* EXERCISE PROMPT
Work out how many lines of the data hold the string "transformer", and reply with that number alone.

# EXERCISE INPUTS start

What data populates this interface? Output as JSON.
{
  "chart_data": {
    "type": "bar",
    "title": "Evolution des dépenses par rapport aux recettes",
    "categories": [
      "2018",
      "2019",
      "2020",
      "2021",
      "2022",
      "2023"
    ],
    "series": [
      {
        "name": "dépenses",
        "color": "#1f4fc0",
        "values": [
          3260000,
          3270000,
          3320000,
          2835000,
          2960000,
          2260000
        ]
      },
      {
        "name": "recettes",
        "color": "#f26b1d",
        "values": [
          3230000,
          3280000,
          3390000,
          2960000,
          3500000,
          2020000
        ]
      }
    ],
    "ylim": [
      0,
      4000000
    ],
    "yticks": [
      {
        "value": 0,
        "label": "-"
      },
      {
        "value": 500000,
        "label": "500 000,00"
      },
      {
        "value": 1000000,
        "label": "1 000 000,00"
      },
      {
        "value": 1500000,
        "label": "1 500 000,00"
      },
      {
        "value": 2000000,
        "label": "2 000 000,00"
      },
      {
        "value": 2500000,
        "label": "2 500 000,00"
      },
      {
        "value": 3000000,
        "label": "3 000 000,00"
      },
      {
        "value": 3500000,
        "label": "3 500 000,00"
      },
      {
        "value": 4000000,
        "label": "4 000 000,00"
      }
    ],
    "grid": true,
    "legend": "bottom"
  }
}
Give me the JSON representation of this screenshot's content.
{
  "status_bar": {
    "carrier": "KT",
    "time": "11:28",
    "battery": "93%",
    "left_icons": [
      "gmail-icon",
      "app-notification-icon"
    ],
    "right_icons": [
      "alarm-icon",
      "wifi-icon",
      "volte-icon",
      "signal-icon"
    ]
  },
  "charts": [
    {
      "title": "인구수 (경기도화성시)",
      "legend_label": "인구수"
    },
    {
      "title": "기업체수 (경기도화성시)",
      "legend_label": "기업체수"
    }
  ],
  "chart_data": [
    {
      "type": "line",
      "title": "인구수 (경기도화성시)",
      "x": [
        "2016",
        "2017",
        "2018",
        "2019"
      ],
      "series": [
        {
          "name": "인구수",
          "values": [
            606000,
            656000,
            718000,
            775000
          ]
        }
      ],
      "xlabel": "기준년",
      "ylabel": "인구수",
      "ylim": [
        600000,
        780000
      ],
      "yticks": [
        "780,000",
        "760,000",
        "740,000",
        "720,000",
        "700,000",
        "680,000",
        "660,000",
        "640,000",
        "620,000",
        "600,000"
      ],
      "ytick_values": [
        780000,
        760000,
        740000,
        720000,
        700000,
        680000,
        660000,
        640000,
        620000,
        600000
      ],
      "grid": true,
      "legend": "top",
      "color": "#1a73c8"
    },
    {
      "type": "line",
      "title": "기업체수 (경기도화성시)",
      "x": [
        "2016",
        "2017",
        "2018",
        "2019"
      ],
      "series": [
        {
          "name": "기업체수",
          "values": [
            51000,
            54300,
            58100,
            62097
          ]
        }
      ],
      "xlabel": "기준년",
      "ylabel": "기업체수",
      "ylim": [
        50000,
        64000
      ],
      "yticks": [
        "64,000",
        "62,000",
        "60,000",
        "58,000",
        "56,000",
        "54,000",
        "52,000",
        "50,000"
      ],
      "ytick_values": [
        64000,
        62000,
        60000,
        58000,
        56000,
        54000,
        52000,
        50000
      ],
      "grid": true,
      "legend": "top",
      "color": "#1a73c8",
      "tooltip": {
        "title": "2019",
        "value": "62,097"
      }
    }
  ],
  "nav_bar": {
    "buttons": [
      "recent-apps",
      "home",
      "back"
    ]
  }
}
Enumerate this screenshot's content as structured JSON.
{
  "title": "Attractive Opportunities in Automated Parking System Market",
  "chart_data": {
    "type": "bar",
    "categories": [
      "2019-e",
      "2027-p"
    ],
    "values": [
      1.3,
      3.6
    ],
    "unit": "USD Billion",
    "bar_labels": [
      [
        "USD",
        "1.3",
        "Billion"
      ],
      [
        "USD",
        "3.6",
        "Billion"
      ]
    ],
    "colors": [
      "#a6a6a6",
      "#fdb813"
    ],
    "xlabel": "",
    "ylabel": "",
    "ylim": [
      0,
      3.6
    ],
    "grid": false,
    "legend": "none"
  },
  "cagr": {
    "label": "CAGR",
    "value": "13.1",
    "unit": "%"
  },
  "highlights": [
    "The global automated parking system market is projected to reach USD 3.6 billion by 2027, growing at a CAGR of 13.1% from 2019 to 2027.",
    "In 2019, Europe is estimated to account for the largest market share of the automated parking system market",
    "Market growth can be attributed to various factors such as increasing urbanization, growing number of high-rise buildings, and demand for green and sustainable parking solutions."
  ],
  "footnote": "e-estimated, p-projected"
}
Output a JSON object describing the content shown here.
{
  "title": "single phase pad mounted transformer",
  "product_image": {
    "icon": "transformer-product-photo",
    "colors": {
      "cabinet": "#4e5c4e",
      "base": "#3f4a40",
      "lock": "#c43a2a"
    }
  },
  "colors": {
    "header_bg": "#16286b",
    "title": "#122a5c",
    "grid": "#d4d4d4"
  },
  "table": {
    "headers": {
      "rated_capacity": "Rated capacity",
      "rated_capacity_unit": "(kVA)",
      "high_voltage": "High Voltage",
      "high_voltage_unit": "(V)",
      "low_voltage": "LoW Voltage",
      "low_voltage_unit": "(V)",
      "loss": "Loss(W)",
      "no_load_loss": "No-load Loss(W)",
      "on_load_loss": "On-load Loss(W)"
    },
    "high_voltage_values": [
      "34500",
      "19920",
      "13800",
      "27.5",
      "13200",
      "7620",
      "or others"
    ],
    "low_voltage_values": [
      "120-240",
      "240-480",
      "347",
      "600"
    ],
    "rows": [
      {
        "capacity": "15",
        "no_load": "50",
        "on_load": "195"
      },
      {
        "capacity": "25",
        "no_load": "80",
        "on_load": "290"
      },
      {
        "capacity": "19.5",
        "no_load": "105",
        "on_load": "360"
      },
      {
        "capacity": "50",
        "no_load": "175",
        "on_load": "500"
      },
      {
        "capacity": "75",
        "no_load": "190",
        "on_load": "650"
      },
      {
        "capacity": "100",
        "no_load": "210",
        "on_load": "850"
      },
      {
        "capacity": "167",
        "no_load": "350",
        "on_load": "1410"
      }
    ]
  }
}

# EXERCISE INPUTS end

* ANSWER BELOW
2